[Records of where elements appear]
--

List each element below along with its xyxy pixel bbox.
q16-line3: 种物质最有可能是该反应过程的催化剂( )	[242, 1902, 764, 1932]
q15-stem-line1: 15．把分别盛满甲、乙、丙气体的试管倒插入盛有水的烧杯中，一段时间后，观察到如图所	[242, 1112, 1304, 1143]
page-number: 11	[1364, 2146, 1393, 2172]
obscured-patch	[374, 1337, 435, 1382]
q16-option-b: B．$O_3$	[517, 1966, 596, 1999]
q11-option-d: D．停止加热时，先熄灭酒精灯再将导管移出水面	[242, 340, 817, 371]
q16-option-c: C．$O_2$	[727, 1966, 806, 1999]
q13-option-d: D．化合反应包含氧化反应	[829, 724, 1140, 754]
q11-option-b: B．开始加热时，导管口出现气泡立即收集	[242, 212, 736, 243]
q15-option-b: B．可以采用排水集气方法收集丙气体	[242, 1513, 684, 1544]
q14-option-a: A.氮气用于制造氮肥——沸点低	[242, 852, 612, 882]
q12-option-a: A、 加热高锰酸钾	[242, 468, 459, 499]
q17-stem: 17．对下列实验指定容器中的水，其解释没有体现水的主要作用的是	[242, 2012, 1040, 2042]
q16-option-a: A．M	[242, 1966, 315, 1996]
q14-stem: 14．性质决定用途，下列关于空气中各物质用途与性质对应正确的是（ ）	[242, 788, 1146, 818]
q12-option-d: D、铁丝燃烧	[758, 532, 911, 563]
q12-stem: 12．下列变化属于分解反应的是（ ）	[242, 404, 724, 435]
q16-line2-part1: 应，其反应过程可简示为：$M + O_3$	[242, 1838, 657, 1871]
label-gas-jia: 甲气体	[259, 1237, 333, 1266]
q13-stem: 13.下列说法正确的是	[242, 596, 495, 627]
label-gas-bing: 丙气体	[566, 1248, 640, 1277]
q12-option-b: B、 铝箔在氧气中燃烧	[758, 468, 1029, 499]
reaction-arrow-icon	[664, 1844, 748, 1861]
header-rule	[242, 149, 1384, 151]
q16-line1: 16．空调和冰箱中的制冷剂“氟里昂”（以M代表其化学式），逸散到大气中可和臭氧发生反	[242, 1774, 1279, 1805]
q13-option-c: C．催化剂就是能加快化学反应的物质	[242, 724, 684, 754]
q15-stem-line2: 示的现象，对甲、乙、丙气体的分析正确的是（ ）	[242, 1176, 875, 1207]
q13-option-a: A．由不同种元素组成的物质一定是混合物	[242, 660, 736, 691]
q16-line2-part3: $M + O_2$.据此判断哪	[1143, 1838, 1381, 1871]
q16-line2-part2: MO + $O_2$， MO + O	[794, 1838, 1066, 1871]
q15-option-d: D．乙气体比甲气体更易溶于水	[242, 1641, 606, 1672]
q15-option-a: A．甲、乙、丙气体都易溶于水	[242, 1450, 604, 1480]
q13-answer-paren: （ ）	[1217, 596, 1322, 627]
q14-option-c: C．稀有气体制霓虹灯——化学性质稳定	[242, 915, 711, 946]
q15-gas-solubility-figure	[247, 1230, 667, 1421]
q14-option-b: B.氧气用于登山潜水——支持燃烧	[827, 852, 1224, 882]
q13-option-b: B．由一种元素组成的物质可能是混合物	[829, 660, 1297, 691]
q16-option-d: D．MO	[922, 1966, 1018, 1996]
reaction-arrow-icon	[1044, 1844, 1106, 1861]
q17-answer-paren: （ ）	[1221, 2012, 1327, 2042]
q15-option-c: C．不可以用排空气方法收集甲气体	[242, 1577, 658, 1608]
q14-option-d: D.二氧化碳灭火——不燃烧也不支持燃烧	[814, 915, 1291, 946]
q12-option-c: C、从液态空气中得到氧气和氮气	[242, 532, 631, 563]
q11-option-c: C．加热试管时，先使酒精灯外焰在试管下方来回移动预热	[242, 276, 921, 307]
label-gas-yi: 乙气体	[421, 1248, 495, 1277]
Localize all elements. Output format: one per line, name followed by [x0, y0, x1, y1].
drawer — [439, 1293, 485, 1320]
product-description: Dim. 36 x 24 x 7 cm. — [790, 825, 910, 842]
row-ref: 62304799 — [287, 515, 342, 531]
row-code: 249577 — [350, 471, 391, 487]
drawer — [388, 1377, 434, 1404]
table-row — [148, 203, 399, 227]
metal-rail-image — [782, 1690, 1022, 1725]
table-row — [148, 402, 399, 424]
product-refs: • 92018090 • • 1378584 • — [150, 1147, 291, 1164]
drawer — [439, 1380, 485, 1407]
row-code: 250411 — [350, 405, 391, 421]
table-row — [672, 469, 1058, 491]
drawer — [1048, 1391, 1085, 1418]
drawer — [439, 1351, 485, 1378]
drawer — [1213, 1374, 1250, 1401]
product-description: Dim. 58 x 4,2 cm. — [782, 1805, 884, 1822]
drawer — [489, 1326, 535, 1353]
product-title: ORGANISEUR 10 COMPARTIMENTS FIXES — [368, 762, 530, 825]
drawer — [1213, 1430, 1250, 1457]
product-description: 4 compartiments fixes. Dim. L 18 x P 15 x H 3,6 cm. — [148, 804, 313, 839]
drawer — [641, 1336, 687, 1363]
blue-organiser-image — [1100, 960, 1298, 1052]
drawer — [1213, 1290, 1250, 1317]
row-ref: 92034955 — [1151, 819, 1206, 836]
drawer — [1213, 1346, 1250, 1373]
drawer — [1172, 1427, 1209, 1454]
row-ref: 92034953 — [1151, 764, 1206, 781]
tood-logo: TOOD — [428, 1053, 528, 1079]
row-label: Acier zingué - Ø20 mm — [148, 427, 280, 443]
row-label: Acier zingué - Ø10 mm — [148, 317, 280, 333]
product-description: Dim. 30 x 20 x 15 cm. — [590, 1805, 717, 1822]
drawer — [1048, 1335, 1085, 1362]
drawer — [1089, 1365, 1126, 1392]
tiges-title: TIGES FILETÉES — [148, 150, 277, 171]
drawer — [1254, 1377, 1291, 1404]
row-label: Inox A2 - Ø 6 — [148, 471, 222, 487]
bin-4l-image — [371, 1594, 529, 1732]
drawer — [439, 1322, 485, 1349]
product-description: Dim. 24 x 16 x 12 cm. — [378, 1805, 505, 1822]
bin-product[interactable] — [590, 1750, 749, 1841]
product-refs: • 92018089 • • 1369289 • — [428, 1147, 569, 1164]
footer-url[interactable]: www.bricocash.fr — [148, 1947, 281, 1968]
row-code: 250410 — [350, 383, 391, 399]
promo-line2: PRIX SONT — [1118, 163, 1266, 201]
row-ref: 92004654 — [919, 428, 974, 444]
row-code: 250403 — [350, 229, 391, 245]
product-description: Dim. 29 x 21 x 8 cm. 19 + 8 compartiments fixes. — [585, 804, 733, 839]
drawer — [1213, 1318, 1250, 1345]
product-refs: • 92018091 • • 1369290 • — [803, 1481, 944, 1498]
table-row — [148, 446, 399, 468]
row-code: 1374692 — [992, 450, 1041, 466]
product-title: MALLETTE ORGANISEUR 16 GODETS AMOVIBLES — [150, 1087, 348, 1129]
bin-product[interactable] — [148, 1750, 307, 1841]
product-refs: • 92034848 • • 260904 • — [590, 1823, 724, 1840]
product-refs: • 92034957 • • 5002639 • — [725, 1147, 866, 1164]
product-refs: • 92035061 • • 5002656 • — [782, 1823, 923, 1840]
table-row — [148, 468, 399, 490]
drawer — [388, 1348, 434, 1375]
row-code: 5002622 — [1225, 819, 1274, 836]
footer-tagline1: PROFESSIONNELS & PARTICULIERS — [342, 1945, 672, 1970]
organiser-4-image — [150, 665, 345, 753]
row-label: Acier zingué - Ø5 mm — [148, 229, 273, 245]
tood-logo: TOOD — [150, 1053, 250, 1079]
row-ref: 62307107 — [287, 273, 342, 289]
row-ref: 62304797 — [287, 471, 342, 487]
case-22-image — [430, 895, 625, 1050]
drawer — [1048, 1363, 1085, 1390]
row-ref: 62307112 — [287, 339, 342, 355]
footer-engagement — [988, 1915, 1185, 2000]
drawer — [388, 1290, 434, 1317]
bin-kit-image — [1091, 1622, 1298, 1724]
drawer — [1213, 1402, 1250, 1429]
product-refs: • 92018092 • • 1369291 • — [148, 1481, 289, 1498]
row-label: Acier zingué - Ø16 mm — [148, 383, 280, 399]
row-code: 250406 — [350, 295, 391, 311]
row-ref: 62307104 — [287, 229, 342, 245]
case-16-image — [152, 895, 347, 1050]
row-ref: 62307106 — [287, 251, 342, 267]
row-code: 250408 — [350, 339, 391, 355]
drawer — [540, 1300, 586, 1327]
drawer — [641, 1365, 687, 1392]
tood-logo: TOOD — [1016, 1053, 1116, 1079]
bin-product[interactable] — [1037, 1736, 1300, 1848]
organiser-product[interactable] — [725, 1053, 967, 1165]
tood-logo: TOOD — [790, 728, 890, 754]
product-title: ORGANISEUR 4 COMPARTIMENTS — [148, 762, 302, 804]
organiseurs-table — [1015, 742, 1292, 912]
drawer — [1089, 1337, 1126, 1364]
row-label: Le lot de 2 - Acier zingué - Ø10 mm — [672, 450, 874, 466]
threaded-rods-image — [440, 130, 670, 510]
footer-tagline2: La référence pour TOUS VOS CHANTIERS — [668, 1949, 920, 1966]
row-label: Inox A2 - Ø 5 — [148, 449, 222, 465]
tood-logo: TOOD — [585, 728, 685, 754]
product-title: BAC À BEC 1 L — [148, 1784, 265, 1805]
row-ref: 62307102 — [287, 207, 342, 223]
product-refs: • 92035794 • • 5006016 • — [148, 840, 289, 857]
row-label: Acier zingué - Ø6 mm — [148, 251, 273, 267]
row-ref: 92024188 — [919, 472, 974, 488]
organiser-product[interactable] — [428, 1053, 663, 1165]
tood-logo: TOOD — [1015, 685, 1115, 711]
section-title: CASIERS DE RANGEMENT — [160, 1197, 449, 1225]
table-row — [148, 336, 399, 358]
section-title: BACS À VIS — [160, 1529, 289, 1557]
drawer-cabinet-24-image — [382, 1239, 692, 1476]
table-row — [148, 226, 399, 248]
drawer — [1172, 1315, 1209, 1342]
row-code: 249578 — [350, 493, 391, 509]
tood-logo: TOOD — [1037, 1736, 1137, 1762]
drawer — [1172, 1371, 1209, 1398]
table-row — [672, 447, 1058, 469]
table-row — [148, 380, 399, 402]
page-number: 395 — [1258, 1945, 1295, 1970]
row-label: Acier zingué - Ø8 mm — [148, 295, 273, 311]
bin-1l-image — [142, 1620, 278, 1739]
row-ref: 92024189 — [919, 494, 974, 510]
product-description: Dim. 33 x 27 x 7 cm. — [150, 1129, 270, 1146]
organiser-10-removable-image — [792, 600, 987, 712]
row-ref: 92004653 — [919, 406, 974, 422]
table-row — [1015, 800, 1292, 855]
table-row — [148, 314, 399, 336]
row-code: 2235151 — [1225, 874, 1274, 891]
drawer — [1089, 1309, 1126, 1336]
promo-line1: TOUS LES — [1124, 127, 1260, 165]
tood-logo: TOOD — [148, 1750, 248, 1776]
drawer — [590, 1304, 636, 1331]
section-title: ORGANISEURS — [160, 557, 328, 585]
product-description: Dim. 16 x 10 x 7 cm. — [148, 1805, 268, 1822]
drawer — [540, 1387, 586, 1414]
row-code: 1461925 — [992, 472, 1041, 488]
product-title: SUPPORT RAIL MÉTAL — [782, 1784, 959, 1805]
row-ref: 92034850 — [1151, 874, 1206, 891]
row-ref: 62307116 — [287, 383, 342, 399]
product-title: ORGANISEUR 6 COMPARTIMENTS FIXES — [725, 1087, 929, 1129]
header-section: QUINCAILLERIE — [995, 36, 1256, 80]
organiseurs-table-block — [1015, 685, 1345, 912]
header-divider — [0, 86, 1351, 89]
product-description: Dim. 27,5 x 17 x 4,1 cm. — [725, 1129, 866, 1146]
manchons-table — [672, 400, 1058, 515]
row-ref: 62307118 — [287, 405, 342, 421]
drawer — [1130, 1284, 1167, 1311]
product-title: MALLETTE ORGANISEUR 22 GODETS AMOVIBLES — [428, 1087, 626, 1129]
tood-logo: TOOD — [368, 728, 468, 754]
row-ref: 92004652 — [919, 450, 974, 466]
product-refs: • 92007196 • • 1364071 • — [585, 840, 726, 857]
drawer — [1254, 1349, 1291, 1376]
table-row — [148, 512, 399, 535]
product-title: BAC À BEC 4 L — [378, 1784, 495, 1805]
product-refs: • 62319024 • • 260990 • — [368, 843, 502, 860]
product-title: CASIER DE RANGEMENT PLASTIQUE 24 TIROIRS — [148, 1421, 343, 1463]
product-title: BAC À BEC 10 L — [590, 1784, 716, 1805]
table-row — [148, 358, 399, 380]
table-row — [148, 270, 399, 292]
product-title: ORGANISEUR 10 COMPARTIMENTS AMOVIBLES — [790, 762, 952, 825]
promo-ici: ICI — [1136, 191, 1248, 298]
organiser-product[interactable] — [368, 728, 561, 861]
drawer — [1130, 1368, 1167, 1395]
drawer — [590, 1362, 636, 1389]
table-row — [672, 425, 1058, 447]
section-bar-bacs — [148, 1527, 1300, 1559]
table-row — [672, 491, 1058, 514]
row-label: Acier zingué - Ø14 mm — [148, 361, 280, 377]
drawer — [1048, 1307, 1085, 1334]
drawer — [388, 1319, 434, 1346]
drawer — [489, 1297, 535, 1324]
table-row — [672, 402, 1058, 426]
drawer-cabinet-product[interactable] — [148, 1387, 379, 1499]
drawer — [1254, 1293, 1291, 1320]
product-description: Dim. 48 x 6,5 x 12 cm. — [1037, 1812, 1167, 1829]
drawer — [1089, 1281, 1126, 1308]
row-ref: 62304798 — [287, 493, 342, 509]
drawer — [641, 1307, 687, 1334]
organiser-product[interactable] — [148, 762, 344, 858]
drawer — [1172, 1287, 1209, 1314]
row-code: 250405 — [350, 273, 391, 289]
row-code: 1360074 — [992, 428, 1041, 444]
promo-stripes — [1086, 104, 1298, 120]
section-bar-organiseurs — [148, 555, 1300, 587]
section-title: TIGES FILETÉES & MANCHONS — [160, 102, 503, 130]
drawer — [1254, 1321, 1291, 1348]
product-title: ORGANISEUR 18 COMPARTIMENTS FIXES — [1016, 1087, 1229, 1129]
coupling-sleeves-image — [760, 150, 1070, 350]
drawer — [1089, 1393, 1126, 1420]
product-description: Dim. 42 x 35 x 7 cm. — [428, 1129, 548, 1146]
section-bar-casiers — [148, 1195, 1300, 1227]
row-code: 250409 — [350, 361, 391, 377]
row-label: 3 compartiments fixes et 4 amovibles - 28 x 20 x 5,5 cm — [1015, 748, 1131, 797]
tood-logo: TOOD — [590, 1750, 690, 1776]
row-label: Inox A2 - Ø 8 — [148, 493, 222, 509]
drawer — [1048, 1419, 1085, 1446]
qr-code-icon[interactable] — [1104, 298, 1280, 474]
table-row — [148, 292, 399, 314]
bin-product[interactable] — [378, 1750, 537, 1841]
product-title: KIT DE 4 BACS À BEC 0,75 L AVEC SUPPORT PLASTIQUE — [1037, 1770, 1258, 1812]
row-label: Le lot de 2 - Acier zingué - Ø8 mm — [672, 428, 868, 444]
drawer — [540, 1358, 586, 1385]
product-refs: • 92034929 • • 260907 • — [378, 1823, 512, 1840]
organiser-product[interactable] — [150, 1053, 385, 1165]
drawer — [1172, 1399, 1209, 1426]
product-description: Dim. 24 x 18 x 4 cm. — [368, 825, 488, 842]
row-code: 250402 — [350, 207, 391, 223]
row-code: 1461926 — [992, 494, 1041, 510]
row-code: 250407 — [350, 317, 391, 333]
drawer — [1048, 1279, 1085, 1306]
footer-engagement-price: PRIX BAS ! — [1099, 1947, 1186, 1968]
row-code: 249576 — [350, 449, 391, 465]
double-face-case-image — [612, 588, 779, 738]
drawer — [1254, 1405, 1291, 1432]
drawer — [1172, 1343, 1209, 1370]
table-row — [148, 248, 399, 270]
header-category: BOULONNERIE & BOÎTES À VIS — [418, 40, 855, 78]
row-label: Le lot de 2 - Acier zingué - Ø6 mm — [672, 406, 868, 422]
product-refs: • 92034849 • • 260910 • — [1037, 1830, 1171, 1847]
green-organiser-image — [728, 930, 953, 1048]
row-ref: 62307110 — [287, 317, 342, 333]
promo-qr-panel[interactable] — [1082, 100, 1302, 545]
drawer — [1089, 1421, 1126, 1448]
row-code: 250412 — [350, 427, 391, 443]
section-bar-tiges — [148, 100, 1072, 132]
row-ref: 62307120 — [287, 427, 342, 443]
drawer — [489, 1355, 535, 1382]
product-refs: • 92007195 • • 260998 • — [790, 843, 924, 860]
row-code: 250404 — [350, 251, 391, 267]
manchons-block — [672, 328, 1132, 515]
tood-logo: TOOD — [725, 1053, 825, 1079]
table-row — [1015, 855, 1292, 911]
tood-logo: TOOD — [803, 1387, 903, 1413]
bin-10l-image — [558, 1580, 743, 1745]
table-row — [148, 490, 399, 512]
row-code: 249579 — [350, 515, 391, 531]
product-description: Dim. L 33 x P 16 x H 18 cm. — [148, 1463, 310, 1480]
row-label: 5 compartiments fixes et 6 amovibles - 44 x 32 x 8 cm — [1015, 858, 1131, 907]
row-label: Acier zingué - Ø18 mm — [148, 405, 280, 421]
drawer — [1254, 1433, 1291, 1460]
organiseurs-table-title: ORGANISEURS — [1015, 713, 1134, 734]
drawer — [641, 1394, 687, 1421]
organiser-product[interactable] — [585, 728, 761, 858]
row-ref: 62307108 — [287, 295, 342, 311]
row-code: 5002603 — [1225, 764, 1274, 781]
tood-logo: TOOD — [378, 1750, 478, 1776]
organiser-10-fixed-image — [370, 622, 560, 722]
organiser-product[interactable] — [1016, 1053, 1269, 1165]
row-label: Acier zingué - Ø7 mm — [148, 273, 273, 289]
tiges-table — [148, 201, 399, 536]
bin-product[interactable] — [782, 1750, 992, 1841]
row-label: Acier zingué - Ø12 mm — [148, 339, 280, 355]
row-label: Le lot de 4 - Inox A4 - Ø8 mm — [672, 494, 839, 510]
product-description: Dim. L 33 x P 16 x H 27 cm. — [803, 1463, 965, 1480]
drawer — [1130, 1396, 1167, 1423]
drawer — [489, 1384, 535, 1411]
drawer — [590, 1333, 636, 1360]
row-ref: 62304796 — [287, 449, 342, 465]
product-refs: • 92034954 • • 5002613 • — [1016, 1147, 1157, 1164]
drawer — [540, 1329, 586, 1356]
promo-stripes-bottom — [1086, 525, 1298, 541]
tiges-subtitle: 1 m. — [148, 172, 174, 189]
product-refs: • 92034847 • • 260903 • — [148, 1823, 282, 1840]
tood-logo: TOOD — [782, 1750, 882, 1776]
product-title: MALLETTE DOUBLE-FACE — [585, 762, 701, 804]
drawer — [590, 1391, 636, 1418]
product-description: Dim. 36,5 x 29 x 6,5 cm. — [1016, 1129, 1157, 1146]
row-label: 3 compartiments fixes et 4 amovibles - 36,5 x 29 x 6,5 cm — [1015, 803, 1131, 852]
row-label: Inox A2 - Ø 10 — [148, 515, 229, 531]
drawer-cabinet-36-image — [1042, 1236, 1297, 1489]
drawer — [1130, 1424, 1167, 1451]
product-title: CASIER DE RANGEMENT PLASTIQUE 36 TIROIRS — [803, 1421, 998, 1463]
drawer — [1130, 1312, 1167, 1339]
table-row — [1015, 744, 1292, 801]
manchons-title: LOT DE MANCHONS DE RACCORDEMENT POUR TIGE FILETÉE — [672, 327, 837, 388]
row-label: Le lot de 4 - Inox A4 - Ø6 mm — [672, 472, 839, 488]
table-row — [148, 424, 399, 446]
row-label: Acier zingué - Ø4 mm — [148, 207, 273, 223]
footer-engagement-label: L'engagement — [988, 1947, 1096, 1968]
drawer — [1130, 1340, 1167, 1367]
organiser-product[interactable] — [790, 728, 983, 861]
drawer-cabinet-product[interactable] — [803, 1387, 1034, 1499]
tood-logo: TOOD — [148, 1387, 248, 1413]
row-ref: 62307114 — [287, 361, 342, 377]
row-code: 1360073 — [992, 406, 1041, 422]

--

> [Brief] Lay out everything from the beginning of the data down to and including the line that contains "1337, 435, 1382]" as a numbered list, omitting any blank lines.

> [Result of the exercise]
1. List each element below along with its xyxy pixel bbox.
2. q16-line3: 种物质最有可能是该反应过程的催化剂( )	[242, 1902, 764, 1932]
3. q15-stem-line1: 15．把分别盛满甲、乙、丙气体的试管倒插入盛有水的烧杯中，一段时间后，观察到如图所	[242, 1112, 1304, 1143]
4. page-number: 11	[1364, 2146, 1393, 2172]
5. obscured-patch	[374, 1337, 435, 1382]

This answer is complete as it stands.